(Saved entries)
▽
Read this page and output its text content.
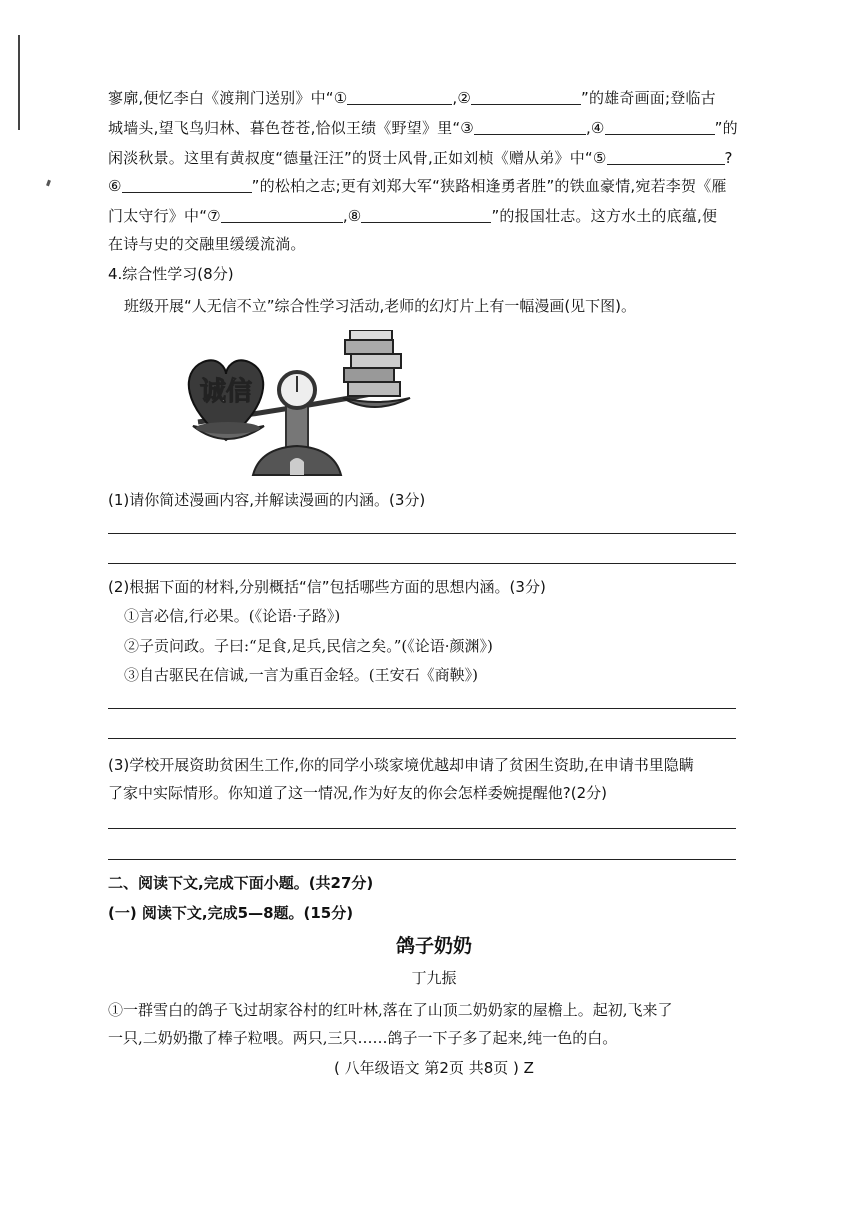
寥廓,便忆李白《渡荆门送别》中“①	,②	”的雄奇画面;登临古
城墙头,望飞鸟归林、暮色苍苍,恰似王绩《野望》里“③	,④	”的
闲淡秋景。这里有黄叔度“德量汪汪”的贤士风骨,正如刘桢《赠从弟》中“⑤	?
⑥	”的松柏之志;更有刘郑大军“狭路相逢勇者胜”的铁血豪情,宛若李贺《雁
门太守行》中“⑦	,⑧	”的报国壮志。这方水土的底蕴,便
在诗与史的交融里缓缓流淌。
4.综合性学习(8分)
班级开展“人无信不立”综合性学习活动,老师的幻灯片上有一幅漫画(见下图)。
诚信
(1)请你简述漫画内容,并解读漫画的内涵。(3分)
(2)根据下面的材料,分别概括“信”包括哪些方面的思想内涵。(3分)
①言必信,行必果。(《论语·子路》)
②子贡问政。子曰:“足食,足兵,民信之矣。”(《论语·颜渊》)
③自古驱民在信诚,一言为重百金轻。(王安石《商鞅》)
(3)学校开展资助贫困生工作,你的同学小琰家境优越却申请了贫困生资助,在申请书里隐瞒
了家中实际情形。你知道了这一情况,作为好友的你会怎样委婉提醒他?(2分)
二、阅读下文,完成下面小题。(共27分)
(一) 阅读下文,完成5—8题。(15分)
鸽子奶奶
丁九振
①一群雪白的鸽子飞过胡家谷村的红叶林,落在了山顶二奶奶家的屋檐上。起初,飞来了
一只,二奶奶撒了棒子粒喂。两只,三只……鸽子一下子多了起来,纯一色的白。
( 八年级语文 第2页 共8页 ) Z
△
▽
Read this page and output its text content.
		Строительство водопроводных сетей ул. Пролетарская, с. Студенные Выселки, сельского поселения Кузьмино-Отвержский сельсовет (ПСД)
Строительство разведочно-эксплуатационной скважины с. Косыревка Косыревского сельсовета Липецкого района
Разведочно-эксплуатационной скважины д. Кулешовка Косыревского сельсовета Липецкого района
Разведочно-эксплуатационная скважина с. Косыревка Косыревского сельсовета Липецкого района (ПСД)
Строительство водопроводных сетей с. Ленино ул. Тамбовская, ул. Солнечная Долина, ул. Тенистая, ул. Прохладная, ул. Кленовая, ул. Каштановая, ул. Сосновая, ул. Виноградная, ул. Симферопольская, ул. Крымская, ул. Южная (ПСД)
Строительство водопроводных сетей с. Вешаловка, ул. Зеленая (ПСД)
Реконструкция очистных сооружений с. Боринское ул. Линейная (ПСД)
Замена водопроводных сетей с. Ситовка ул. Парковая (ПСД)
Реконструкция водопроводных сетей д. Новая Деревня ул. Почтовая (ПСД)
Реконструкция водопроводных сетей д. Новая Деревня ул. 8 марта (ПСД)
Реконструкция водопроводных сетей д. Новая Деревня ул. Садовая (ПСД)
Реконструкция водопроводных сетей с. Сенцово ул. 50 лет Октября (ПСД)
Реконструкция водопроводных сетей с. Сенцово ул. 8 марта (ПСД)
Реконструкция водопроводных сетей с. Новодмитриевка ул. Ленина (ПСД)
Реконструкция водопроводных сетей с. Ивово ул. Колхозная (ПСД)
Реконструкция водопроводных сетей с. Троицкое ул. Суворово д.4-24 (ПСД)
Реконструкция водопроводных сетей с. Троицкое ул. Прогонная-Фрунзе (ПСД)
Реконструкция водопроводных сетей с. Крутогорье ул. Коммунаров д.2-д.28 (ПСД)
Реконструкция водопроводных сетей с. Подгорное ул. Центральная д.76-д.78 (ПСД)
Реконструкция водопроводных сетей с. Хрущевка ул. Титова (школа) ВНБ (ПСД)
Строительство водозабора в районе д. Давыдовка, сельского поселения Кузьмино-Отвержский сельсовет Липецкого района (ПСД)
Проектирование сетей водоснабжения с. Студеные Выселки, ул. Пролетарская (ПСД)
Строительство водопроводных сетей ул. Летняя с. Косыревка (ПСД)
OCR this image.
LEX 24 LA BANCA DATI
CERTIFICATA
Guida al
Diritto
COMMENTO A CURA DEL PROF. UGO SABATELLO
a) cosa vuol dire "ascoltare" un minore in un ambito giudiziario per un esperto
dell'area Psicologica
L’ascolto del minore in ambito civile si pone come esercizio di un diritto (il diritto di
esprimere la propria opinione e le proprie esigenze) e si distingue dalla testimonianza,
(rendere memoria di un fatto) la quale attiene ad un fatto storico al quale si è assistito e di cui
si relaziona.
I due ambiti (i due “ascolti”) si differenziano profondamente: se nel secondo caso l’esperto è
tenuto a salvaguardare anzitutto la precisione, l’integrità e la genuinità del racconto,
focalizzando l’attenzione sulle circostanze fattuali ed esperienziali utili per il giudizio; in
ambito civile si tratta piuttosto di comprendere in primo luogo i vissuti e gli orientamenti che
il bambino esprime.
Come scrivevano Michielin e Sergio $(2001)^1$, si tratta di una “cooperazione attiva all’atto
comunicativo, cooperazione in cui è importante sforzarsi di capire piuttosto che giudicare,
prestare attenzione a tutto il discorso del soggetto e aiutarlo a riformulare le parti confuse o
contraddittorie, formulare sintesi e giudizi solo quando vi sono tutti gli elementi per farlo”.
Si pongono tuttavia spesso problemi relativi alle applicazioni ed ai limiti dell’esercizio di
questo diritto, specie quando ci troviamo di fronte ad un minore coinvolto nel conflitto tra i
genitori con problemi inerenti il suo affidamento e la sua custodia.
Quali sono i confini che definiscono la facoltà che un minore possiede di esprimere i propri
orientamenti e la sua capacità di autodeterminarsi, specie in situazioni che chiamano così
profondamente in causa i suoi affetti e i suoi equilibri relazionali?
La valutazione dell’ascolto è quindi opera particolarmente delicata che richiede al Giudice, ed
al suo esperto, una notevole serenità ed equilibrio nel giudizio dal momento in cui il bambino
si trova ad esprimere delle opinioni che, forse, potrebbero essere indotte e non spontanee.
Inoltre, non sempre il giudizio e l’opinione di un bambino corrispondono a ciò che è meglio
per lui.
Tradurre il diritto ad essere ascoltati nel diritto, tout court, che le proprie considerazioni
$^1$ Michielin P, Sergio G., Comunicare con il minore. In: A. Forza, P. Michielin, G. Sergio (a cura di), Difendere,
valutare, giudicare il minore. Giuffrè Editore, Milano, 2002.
△
▽
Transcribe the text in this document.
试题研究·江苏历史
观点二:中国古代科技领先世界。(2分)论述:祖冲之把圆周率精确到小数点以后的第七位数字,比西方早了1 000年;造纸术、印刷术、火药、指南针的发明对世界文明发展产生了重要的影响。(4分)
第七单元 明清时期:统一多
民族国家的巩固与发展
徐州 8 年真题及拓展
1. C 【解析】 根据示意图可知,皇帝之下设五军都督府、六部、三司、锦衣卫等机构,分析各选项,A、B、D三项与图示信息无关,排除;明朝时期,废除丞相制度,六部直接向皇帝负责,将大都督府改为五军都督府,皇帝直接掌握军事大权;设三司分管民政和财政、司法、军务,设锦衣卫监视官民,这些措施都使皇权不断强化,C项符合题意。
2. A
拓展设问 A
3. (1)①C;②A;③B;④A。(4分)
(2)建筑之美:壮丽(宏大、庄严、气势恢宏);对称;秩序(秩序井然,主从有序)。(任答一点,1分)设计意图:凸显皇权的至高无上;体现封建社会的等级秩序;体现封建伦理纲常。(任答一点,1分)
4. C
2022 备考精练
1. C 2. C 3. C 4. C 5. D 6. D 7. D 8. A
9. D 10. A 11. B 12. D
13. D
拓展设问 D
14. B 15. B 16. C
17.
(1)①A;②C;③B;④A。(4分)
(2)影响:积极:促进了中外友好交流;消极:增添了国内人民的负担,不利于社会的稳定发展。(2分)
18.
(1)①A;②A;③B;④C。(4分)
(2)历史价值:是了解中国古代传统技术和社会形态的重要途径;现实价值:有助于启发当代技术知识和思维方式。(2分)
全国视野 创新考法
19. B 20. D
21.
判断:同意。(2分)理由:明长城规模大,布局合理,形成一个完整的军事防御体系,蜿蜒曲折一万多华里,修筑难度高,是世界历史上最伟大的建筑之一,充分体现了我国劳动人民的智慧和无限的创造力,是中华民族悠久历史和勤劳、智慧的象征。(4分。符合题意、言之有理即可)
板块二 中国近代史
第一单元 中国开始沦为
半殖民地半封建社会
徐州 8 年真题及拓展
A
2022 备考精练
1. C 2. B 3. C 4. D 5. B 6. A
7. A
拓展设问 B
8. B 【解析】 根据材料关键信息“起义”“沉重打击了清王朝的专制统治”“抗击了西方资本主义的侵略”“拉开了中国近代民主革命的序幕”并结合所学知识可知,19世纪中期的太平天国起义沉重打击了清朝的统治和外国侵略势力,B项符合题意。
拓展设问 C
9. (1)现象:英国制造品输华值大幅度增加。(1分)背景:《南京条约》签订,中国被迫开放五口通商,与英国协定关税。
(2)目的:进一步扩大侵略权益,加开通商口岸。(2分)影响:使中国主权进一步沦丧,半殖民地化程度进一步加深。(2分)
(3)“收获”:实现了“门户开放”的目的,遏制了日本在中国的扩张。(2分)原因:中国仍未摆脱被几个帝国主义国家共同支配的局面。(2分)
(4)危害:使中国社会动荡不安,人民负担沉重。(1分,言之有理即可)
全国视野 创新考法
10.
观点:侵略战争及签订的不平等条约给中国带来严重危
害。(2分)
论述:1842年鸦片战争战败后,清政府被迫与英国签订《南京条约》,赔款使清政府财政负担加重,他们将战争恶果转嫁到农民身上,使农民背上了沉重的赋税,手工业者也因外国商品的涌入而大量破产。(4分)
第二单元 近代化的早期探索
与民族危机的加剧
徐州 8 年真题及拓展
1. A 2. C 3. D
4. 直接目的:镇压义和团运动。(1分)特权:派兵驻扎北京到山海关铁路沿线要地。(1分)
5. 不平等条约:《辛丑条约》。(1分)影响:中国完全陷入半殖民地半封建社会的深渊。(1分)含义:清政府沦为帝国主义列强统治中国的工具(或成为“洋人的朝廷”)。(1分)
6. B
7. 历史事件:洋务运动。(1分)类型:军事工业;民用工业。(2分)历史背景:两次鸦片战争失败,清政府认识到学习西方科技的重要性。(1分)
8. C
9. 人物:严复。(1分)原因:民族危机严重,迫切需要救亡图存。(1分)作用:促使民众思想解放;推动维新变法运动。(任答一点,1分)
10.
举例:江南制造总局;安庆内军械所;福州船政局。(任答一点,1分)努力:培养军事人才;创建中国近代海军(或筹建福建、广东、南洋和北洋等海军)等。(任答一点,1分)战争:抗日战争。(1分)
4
△
Task to carry out = Each line in the listing above either holds the string "tratta" or does not; state how many do, giving the number only.

Final answer = 2